**What you need to do:**
All entries must be extracted exactly, with nothing added or dropped.

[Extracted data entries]
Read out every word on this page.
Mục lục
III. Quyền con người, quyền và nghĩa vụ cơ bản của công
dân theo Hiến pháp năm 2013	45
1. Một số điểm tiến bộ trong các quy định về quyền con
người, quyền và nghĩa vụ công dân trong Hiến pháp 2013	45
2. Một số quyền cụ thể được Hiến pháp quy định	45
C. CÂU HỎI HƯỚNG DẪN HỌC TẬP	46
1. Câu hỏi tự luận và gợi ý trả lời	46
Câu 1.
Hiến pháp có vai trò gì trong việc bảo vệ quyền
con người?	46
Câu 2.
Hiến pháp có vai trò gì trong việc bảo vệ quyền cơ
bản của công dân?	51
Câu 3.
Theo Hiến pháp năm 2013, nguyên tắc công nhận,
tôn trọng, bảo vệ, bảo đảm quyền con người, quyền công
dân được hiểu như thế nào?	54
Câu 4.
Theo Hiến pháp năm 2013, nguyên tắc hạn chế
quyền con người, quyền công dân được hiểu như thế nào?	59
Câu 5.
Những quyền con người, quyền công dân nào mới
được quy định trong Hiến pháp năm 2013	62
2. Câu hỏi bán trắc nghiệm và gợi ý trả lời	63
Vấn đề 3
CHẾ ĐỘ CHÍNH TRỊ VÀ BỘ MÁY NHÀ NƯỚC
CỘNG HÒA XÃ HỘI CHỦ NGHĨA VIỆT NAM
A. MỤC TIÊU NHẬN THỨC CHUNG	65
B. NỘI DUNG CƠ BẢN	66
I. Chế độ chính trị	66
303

**Reply:**
Read out every word on this page.
Mục lục
III. Quyền con người, quyền và nghĩa vụ cơ bản của công
dân theo Hiến pháp năm 2013	45
1. Một số điểm tiến bộ trong các quy định về quyền con
người, quyền và nghĩa vụ công dân trong Hiến pháp 2013	45
2. Một số quyền cụ thể được Hiến pháp quy định	45
C. CÂU HỎI HƯỚNG DẪN HỌC TẬP	46
1. Câu hỏi tự luận và gợi ý trả lời	46
Câu 1.
Hiến pháp có vai trò gì trong việc bảo vệ quyền
con người?	46
Câu 2.
Hiến pháp có vai trò gì trong việc bảo vệ quyền cơ
bản của công dân?	51
Câu 3.
Theo Hiến pháp năm 2013, nguyên tắc công nhận,
tôn trọng, bảo vệ, bảo đảm quyền con người, quyền công
dân được hiểu như thế nào?	54
Câu 4.
Theo Hiến pháp năm 2013, nguyên tắc hạn chế
quyền con người, quyền công dân được hiểu như thế nào?	59
Câu 5.
Những quyền con người, quyền công dân nào mới
được quy định trong Hiến pháp năm 2013	62
2. Câu hỏi bán trắc nghiệm và gợi ý trả lời	63
Vấn đề 3
CHẾ ĐỘ CHÍNH TRỊ VÀ BỘ MÁY NHÀ NƯỚC
CỘNG HÒA XÃ HỘI CHỦ NGHĨA VIỆT NAM
A. MỤC TIÊU NHẬN THỨC CHUNG	65
B. NỘI DUNG CƠ BẢN	66
I. Chế độ chính trị	66
303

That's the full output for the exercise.